- _Exercise goal_
Answer these about the excerpt on the revolt of the Netherlands:
(a) What work was the writer producing while he etched the literary silhouettes of the revolt?
(b) Who came into the country in the Emperor's stead?
(c) What three things did he bring in his train?
** START OF Article **
Yet—a contradiction his critics have not been slow to underline—this same man, who abhors the very thought of war, has written to the praise and glorification of war "like a professional panegyrist." While he was writing "The Human Slaughter-House," he was also engaged in etching some literary silhouettes, embodying the Dutch folk-songs, of the revolt of the Netherlands. The contrast is so striking that one or two of these "prose poems" may be worth quoting.

I

A reign of terror has dawned on the Netherlands. The Netherlands, ever proud of their freedom, are henceforward to be Spanish provinces. But the Netherlander has no mind for the honor. He cleaves obstinately to his chartered rights and to his nationality.

Then the Duke of Alva has come into the country in the Emperor's stead. He has brought in his train an army of Spanish soldiers, the gallows, and the executioner's axe. He has turned the country into a cemetery. A graveyard stillness reigns over it. For where three men foregather in the streets they smell out conspiracy in their midst. An ill-considered word, and the gallows, lowering in the background, silences the foolish mouth.

Setting their teeth, the Netherlander have to suffer it. The Spanish sword reaches the remotest village. Only in secret do they dare clench their fists. For the hangman's rack has a way of smoothing out clenched fists.
** END OF Article **
** START OF Data lines **
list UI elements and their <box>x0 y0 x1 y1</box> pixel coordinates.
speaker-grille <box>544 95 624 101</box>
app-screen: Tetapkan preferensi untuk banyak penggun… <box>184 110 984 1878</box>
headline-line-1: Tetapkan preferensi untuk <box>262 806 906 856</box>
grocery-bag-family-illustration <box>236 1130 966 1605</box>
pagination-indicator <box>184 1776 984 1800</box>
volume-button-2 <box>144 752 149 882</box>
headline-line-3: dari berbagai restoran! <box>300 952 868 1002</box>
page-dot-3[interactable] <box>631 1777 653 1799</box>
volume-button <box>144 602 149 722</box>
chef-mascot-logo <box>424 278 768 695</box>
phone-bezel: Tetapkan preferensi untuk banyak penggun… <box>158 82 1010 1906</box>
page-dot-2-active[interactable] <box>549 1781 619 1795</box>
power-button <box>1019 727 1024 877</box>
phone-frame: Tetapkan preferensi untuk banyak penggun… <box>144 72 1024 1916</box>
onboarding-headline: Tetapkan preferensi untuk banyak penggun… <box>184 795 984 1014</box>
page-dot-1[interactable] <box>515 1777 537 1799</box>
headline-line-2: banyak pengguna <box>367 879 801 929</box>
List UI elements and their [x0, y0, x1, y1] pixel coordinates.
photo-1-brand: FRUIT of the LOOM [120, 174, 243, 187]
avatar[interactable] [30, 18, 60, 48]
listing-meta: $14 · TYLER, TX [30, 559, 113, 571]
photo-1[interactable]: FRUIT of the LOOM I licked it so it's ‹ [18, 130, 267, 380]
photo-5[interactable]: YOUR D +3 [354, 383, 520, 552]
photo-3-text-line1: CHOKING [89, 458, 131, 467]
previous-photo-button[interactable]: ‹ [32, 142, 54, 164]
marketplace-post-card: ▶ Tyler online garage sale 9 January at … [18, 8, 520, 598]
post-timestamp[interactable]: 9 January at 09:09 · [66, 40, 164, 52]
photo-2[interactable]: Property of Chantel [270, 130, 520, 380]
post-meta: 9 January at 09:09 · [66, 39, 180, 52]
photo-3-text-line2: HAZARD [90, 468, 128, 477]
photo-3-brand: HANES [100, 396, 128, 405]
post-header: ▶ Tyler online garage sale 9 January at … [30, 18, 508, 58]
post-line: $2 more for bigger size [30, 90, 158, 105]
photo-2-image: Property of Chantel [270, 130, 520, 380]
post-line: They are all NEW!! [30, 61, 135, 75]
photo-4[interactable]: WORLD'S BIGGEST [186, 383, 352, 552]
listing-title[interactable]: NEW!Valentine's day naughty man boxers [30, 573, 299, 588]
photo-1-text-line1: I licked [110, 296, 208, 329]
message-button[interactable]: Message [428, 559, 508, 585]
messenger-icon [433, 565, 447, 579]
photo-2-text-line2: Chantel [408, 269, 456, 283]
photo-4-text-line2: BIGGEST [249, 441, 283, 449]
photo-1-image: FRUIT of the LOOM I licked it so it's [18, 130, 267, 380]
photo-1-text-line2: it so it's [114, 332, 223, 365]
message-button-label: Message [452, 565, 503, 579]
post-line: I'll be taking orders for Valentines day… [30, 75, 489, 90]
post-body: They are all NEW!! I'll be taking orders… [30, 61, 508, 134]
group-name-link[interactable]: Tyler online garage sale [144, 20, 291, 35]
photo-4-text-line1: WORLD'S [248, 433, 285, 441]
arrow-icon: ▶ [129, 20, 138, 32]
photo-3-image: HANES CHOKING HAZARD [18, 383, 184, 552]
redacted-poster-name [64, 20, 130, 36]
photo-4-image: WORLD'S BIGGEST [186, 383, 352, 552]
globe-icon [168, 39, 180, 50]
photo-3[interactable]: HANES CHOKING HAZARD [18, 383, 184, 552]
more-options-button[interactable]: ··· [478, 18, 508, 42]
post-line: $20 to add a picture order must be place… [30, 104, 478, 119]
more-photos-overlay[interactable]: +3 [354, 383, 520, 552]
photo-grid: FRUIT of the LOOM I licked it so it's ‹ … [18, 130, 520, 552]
** END OF Data lines **
- _Complete answer_
(a) "The Human Slaughter-House."
(b) The Duke of Alva.
(c) An army of Spanish soldiers, the gallows, and the executioner's axe.